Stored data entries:
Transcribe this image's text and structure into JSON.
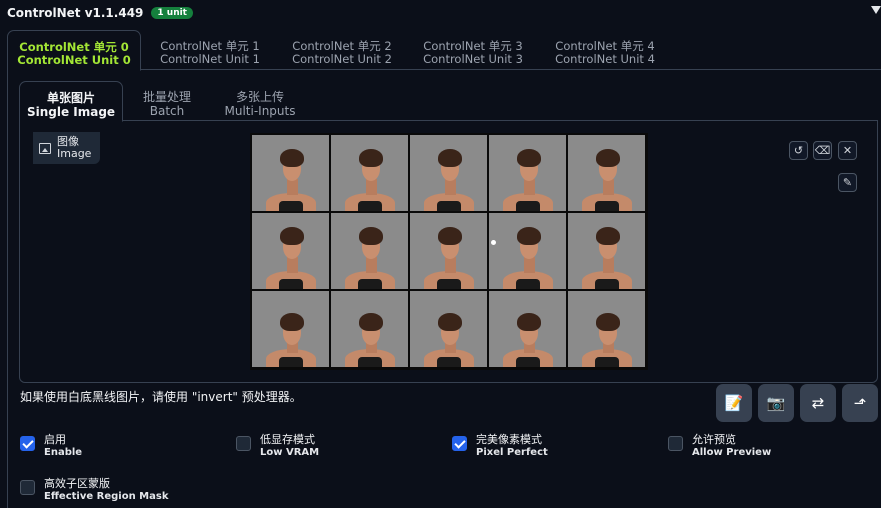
{
  "header": {
    "title": "ControlNet v1.1.449",
    "badge": "1 unit"
  },
  "unit_tabs": [
    {
      "zh": "ControlNet 单元 0",
      "en": "ControlNet Unit 0",
      "active": true
    },
    {
      "zh": "ControlNet 单元 1",
      "en": "ControlNet Unit 1",
      "active": false
    },
    {
      "zh": "ControlNet 单元 2",
      "en": "ControlNet Unit 2",
      "active": false
    },
    {
      "zh": "ControlNet 单元 3",
      "en": "ControlNet Unit 3",
      "active": false
    },
    {
      "zh": "ControlNet 单元 4",
      "en": "ControlNet Unit 4",
      "active": false
    }
  ],
  "mode_tabs": [
    {
      "zh": "单张图片",
      "en": "Single Image",
      "active": true
    },
    {
      "zh": "批量处理",
      "en": "Batch",
      "active": false
    },
    {
      "zh": "多张上传",
      "en": "Multi-Inputs",
      "active": false
    }
  ],
  "image_label": {
    "zh": "图像",
    "en": "Image",
    "icon": "image-icon"
  },
  "image_tools": {
    "undo_icon": "↺",
    "clear_icon": "⌫",
    "close_icon": "✕",
    "brush_icon": "✎"
  },
  "hint": "如果使用白底黑线图片，请使用 \"invert\" 预处理器。",
  "action_buttons": [
    {
      "icon": "📝",
      "name": "edit-notes-button"
    },
    {
      "icon": "📷",
      "name": "camera-button"
    },
    {
      "icon": "⇄",
      "name": "swap-button"
    },
    {
      "icon": "⬏",
      "name": "send-dimensions-button"
    }
  ],
  "options": [
    {
      "zh": "启用",
      "en": "Enable",
      "checked": true
    },
    {
      "zh": "低显存模式",
      "en": "Low VRAM",
      "checked": false
    },
    {
      "zh": "完美像素模式",
      "en": "Pixel Perfect",
      "checked": true
    },
    {
      "zh": "允许预览",
      "en": "Allow Preview",
      "checked": false
    },
    {
      "zh": "高效子区蒙版",
      "en": "Effective Region Mask",
      "checked": false
    }
  ],
  "colors": {
    "background": "#0b0f19",
    "active_tab": "#a3e635",
    "badge": "#15803d",
    "checkbox_checked": "#2563eb"
  }
}
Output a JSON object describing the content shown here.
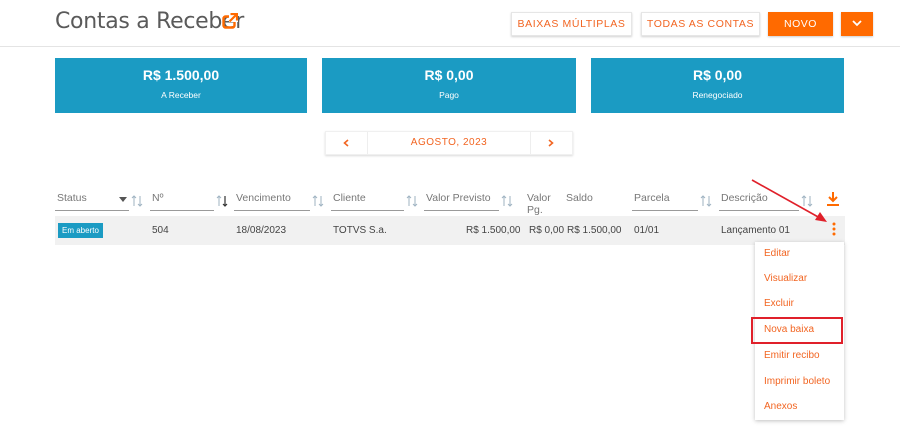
{
  "header": {
    "title": "Contas a Receber",
    "buttons": {
      "baixas_multiplas": "BAIXAS MÚLTIPLAS",
      "todas_as_contas": "TODAS AS CONTAS",
      "novo": "NOVO"
    }
  },
  "summary": [
    {
      "value": "R$ 1.500,00",
      "label": "A Receber"
    },
    {
      "value": "R$ 0,00",
      "label": "Pago"
    },
    {
      "value": "R$ 0,00",
      "label": "Renegociado"
    }
  ],
  "month_nav": {
    "label": "AGOSTO, 2023"
  },
  "table": {
    "columns": [
      "Status",
      "Nº",
      "Vencimento",
      "Cliente",
      "Valor Previsto",
      "Valor Pg.",
      "Saldo",
      "Parcela",
      "Descrição"
    ],
    "rows": [
      {
        "status": "Em aberto",
        "numero": "504",
        "vencimento": "18/08/2023",
        "cliente": "TOTVS S.a.",
        "valor_previsto": "R$ 1.500,00",
        "valor_pg": "R$ 0,00",
        "saldo": "R$ 1.500,00",
        "parcela": "01/01",
        "descricao": "Lançamento 01"
      }
    ]
  },
  "context_menu": {
    "items": [
      "Editar",
      "Visualizar",
      "Excluir",
      "Nova baixa",
      "Emitir recibo",
      "Imprimir boleto",
      "Anexos"
    ],
    "highlighted_item": "Nova baixa"
  },
  "colors": {
    "accent": "#ff6a00",
    "accent_text": "#f26522",
    "card_blue": "#1b9bc3",
    "annotation_red": "#e0202a"
  },
  "icons": [
    "external-link-icon",
    "chevron-down-icon",
    "chevron-left-icon",
    "chevron-right-icon",
    "sort-icon",
    "download-icon",
    "kebab-menu-icon"
  ]
}
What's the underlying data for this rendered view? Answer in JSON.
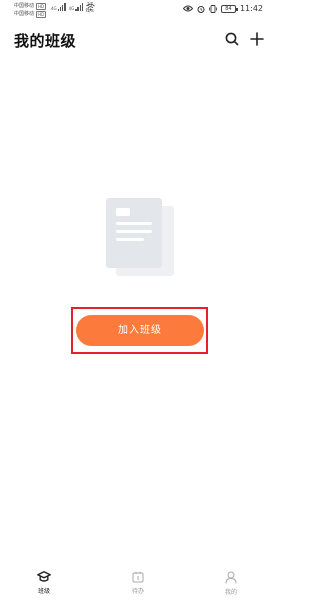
{
  "status_bar": {
    "carrier_1": "中国移动",
    "carrier_1_tag": "HD",
    "carrier_2": "中国移动",
    "carrier_2_tag": "HD",
    "network_type_1": "4G",
    "network_type_2": "4G",
    "speed_value": "27",
    "speed_unit": "B/s",
    "battery": "84",
    "time": "11:42"
  },
  "header": {
    "title": "我的班级",
    "search_icon": "search-icon",
    "add_icon": "plus-icon"
  },
  "empty_state": {
    "illustration": "document-icon",
    "join_button_label": "加入班级",
    "highlight_color": "#e0222c",
    "button_color": "#fb7a3c"
  },
  "bottom_nav": {
    "items": [
      {
        "label": "班级",
        "icon": "graduation-cap-icon",
        "active": true
      },
      {
        "label": "待办",
        "icon": "todo-calendar-icon",
        "active": false
      },
      {
        "label": "我的",
        "icon": "person-icon",
        "active": false
      }
    ]
  }
}
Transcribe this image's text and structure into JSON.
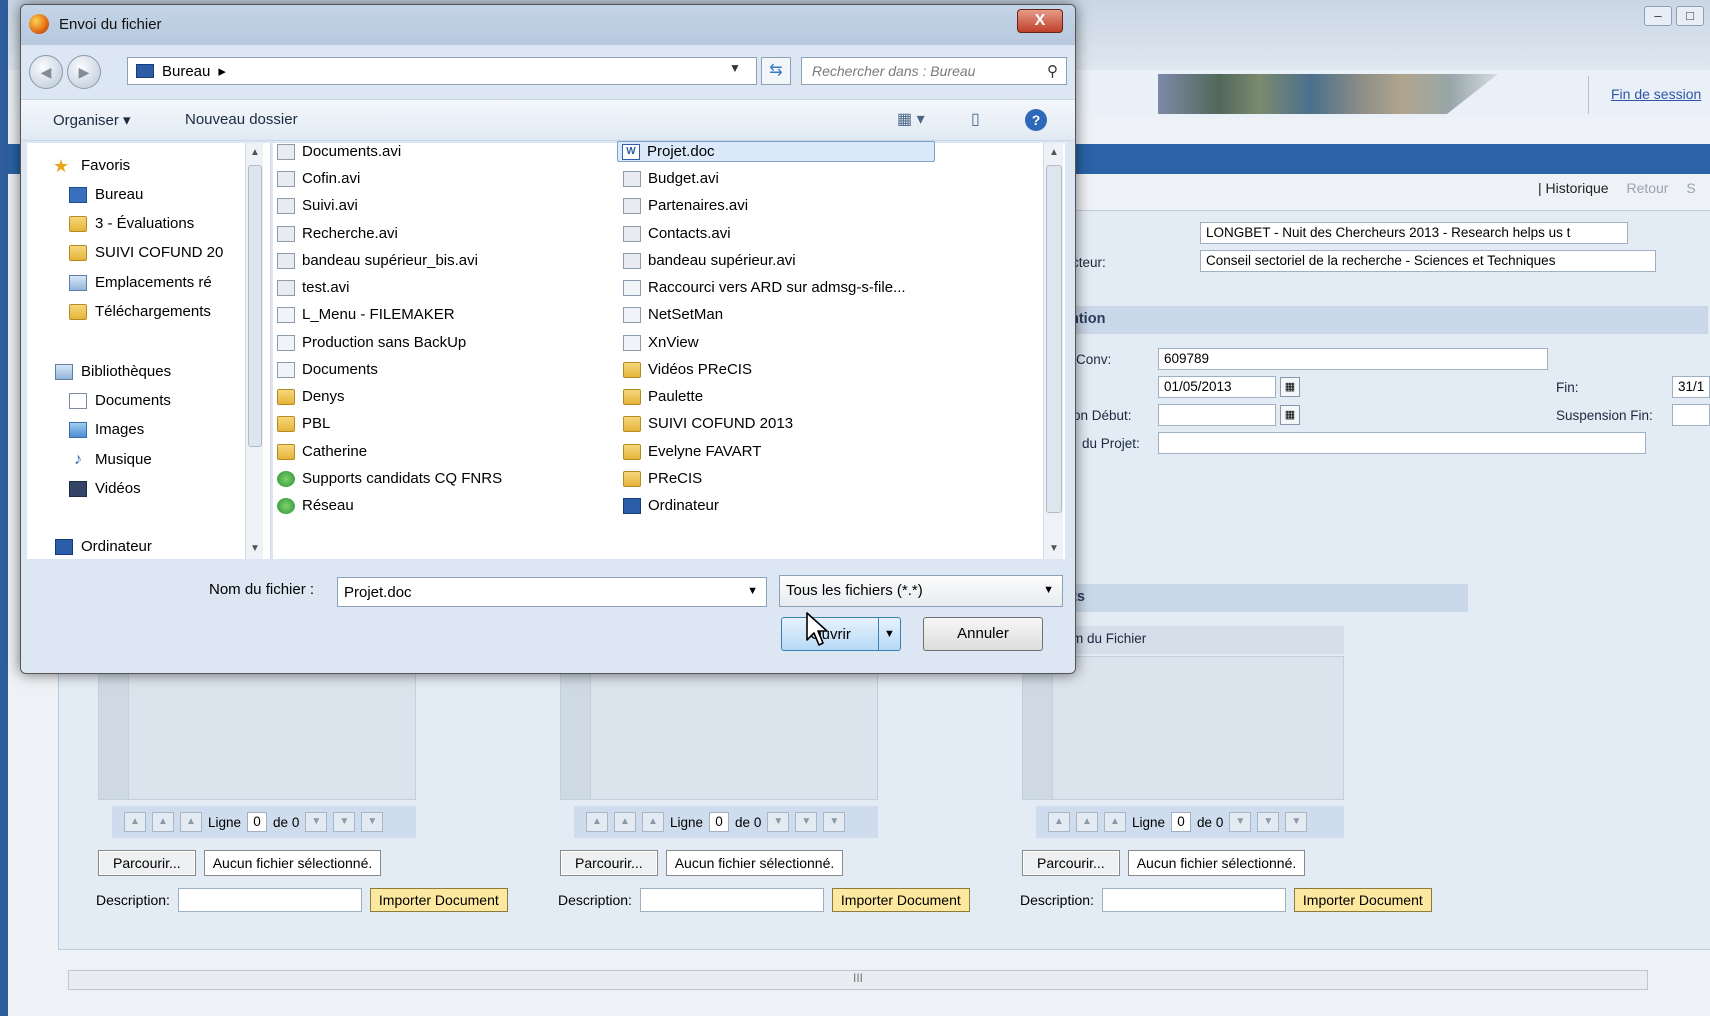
{
  "background": {
    "logout_link": "Fin de session",
    "nav": {
      "historique": "| Historique",
      "retour": "Retour",
      "s": "S"
    },
    "project_title": "LONGBET - Nuit des Chercheurs 2013 - Research helps us t",
    "secteur_label": "cteur:",
    "secteur_value": "Conseil sectoriel de la recherche - Sciences et Techniques",
    "section_convention": "ntion",
    "conv_label": "Conv:",
    "conv_value": "609789",
    "debut_value": "01/05/2013",
    "fin_label": "Fin:",
    "fin_value": "31/1",
    "suspension_debut_label": "ion Début:",
    "suspension_fin_label": "Suspension Fin:",
    "projet_label": "du Projet:",
    "section_documents": "ts",
    "column_fichier": "m du Fichier",
    "uploaders": [
      {
        "ligne": "Ligne",
        "value": "0",
        "de": "de 0",
        "browse": "Parcourir...",
        "nofile": "Aucun fichier sélectionné.",
        "desc": "Description:",
        "import": "Importer Document"
      },
      {
        "ligne": "Ligne",
        "value": "0",
        "de": "de 0",
        "browse": "Parcourir...",
        "nofile": "Aucun fichier sélectionné.",
        "desc": "Description:",
        "import": "Importer Document"
      },
      {
        "ligne": "Ligne",
        "value": "0",
        "de": "de 0",
        "browse": "Parcourir...",
        "nofile": "Aucun fichier sélectionné.",
        "desc": "Description:",
        "import": "Importer Document"
      }
    ],
    "hscroll_grip": "III",
    "window_buttons": [
      "–",
      "□"
    ]
  },
  "dialog": {
    "title": "Envoi du fichier",
    "close": "X",
    "address": "Bureau",
    "address_arrow": "▸",
    "search_placeholder": "Rechercher dans : Bureau",
    "toolbar": {
      "organiser": "Organiser ▾",
      "nouveau_dossier": "Nouveau dossier",
      "help": "?"
    },
    "nav_items": [
      {
        "label": "Favoris",
        "icon": "star-icon"
      },
      {
        "label": "Bureau",
        "icon": "desktop-icon"
      },
      {
        "label": "3 - Évaluations",
        "icon": "folder-icon"
      },
      {
        "label": "SUIVI COFUND 20",
        "icon": "folder-icon"
      },
      {
        "label": "Emplacements ré",
        "icon": "recent-places-icon"
      },
      {
        "label": "Téléchargements",
        "icon": "downloads-icon"
      },
      {
        "label": "Bibliothèques",
        "icon": "libraries-icon"
      },
      {
        "label": "Documents",
        "icon": "documents-icon"
      },
      {
        "label": "Images",
        "icon": "pictures-icon"
      },
      {
        "label": "Musique",
        "icon": "music-icon"
      },
      {
        "label": "Vidéos",
        "icon": "videos-icon"
      },
      {
        "label": "Ordinateur",
        "icon": "computer-icon"
      }
    ],
    "files_col1": [
      {
        "label": "Documents.avi",
        "icon": "avi"
      },
      {
        "label": "Cofin.avi",
        "icon": "avi"
      },
      {
        "label": "Suivi.avi",
        "icon": "avi"
      },
      {
        "label": "Recherche.avi",
        "icon": "avi"
      },
      {
        "label": "bandeau supérieur_bis.avi",
        "icon": "avi"
      },
      {
        "label": "test.avi",
        "icon": "avi"
      },
      {
        "label": "L_Menu - FILEMAKER",
        "icon": "lnk"
      },
      {
        "label": "Production sans BackUp",
        "icon": "lnk"
      },
      {
        "label": "Documents",
        "icon": "lnk"
      },
      {
        "label": "Denys",
        "icon": "folder"
      },
      {
        "label": "PBL",
        "icon": "folder"
      },
      {
        "label": "Catherine",
        "icon": "folder"
      },
      {
        "label": "Supports candidats CQ FNRS",
        "icon": "net"
      },
      {
        "label": "Réseau",
        "icon": "net"
      }
    ],
    "files_col2": [
      {
        "label": "Projet.doc",
        "icon": "word"
      },
      {
        "label": "Budget.avi",
        "icon": "avi"
      },
      {
        "label": "Partenaires.avi",
        "icon": "avi"
      },
      {
        "label": "Contacts.avi",
        "icon": "avi"
      },
      {
        "label": "bandeau supérieur.avi",
        "icon": "avi"
      },
      {
        "label": "Raccourci vers ARD sur admsg-s-file...",
        "icon": "lnk"
      },
      {
        "label": "NetSetMan",
        "icon": "lnk"
      },
      {
        "label": "XnView",
        "icon": "lnk"
      },
      {
        "label": "Vidéos PReCIS",
        "icon": "folder"
      },
      {
        "label": "Paulette",
        "icon": "folder"
      },
      {
        "label": "SUIVI COFUND 2013",
        "icon": "folder"
      },
      {
        "label": "Evelyne FAVART",
        "icon": "folder"
      },
      {
        "label": "PReCIS",
        "icon": "folder"
      },
      {
        "label": "Ordinateur",
        "icon": "pc"
      }
    ],
    "filename_label": "Nom du fichier :",
    "filename_value": "Projet.doc",
    "filetype": "Tous les fichiers (*.*)",
    "open_label": "Ouvrir",
    "cancel_label": "Annuler"
  }
}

SHORT EXERCISE:
Filter the records for lines holding the string "JSON". Copy each one.

EXERCISE SOLUTION:
Transcribe this image's text and structure into JSON.
Output a JSON object describing the content shown here.
What's the underlying data for this rendered view? Answer in JSON.
Transcribe this image's text and structure into JSON.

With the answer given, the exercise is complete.